## AIM
Pull out every line below holding the word "Support".

*** PROVIDED RECORDS ***

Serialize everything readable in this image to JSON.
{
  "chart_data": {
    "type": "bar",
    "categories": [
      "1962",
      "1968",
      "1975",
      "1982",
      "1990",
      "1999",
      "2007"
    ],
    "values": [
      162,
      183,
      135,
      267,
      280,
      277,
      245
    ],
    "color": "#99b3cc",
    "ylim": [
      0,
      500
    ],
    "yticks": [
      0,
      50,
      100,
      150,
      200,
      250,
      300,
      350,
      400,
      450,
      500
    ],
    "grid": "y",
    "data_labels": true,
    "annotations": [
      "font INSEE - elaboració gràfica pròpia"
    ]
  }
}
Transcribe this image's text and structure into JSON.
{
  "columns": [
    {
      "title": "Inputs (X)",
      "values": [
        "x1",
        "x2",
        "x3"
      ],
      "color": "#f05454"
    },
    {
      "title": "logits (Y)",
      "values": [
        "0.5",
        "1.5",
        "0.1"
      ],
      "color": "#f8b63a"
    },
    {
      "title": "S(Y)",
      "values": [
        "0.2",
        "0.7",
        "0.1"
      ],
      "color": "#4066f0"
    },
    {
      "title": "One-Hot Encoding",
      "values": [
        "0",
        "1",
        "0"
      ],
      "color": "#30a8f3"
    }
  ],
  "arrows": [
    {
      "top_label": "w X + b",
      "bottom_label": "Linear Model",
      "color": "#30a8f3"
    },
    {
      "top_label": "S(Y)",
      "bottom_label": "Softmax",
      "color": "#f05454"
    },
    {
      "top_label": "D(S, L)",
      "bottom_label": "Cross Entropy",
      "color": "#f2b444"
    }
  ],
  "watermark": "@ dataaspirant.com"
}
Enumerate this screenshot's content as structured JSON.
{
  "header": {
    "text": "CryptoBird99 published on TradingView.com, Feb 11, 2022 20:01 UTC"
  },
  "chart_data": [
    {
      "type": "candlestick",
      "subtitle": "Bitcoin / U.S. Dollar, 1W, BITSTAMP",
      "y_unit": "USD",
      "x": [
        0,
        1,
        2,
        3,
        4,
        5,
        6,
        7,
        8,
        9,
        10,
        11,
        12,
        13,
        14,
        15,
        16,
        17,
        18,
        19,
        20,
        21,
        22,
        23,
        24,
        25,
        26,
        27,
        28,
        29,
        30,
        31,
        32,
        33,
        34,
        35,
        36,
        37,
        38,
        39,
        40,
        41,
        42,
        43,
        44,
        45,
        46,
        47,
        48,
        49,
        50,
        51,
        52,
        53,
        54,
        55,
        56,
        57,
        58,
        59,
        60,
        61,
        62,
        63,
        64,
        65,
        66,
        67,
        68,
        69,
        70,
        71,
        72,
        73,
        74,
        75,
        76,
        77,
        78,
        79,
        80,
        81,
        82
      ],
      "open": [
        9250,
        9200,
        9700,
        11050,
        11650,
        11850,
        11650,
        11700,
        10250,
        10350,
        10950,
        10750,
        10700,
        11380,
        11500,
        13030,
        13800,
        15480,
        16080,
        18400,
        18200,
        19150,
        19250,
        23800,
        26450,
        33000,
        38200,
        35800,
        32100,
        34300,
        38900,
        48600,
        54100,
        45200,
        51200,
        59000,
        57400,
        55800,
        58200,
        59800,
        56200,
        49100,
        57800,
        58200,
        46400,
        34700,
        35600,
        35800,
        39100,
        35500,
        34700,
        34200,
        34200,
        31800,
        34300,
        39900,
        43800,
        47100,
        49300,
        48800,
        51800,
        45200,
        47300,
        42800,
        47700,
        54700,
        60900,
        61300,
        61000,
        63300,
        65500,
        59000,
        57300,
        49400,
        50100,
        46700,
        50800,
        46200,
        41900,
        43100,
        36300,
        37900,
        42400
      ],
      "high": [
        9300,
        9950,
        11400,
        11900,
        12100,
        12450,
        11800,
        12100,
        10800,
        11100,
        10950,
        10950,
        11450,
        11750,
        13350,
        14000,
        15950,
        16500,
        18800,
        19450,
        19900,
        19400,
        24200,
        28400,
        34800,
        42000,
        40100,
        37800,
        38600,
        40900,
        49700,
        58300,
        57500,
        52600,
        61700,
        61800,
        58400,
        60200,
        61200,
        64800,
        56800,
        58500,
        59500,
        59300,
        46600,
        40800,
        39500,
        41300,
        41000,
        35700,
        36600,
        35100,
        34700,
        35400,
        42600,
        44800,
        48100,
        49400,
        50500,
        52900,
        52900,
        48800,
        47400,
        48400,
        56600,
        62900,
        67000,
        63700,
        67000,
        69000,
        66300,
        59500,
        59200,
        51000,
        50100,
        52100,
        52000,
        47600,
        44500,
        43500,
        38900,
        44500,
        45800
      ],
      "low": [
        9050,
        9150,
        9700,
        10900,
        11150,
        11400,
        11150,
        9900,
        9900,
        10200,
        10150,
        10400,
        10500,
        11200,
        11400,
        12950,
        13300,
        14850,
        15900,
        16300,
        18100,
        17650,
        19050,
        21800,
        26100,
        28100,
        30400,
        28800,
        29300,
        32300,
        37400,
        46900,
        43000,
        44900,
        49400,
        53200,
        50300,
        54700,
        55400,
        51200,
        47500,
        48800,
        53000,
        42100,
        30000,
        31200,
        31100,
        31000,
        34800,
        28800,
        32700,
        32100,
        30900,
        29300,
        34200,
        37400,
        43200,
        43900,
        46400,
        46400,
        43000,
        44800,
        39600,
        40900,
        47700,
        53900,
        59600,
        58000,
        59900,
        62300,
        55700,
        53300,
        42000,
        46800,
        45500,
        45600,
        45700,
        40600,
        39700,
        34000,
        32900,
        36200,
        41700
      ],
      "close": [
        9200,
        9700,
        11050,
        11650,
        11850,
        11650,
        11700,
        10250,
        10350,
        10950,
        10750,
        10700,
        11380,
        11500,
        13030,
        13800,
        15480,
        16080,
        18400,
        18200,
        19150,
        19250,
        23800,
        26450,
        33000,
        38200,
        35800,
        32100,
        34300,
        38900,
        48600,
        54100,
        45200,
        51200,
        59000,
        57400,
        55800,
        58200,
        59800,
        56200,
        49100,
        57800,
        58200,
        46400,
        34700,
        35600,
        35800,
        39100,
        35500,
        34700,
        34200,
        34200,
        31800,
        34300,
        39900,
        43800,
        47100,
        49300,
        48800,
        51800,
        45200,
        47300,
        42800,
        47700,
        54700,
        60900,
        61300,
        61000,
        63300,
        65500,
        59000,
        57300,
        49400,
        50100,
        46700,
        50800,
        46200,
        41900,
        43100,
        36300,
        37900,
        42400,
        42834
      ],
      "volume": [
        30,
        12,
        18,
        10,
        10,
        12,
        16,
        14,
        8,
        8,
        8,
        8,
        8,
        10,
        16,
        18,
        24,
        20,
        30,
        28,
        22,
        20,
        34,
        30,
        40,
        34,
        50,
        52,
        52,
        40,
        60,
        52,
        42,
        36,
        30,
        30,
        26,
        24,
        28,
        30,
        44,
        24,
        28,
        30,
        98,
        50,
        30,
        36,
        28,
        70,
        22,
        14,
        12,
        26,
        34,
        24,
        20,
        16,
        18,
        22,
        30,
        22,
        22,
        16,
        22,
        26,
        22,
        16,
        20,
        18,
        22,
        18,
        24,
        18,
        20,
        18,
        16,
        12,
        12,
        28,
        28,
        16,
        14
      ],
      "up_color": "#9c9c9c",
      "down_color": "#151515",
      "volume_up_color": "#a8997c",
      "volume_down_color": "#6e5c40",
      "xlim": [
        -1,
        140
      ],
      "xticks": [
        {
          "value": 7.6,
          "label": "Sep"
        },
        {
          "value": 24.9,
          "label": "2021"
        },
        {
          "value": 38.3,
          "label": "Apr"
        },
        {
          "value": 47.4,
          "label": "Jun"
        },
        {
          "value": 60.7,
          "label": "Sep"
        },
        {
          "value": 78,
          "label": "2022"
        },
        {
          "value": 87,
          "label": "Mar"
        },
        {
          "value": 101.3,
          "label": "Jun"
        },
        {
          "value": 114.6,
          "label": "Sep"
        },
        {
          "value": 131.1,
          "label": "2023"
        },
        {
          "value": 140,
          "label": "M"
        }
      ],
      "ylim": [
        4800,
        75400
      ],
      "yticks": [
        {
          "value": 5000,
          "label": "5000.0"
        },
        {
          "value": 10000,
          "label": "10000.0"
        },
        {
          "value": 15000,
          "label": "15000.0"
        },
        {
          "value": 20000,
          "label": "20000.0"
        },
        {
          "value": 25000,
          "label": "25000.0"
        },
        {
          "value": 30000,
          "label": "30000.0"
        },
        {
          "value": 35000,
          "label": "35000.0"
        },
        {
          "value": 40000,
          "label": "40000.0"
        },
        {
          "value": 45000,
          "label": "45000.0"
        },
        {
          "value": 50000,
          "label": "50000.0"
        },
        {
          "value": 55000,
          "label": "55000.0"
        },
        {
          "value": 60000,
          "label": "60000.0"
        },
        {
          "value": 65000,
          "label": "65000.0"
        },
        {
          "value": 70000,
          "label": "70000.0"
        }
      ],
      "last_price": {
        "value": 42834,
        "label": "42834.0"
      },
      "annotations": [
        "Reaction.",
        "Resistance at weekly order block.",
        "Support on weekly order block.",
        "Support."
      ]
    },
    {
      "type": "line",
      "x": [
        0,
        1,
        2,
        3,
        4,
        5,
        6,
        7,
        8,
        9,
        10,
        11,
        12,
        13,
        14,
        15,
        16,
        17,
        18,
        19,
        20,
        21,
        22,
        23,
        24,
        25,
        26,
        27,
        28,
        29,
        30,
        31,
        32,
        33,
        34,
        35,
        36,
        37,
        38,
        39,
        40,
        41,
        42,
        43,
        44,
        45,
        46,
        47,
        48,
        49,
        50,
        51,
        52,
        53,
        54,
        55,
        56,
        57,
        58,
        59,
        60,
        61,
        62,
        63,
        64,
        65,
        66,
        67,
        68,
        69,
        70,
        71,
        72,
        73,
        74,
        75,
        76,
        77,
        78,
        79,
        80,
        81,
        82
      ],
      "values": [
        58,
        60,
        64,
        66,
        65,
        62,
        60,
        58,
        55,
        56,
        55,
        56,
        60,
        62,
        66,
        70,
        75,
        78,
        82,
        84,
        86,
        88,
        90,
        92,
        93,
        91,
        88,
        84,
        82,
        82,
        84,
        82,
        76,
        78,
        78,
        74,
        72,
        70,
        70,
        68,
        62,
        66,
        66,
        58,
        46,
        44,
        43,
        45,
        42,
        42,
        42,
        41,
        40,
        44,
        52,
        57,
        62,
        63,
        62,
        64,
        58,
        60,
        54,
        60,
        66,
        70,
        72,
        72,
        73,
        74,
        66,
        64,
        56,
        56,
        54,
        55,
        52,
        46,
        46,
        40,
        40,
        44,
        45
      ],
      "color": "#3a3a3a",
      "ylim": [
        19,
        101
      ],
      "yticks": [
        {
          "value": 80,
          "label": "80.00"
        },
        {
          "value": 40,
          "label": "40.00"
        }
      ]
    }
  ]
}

***

## TASK ANSWER
        "Support on weekly order block.",
        "Support."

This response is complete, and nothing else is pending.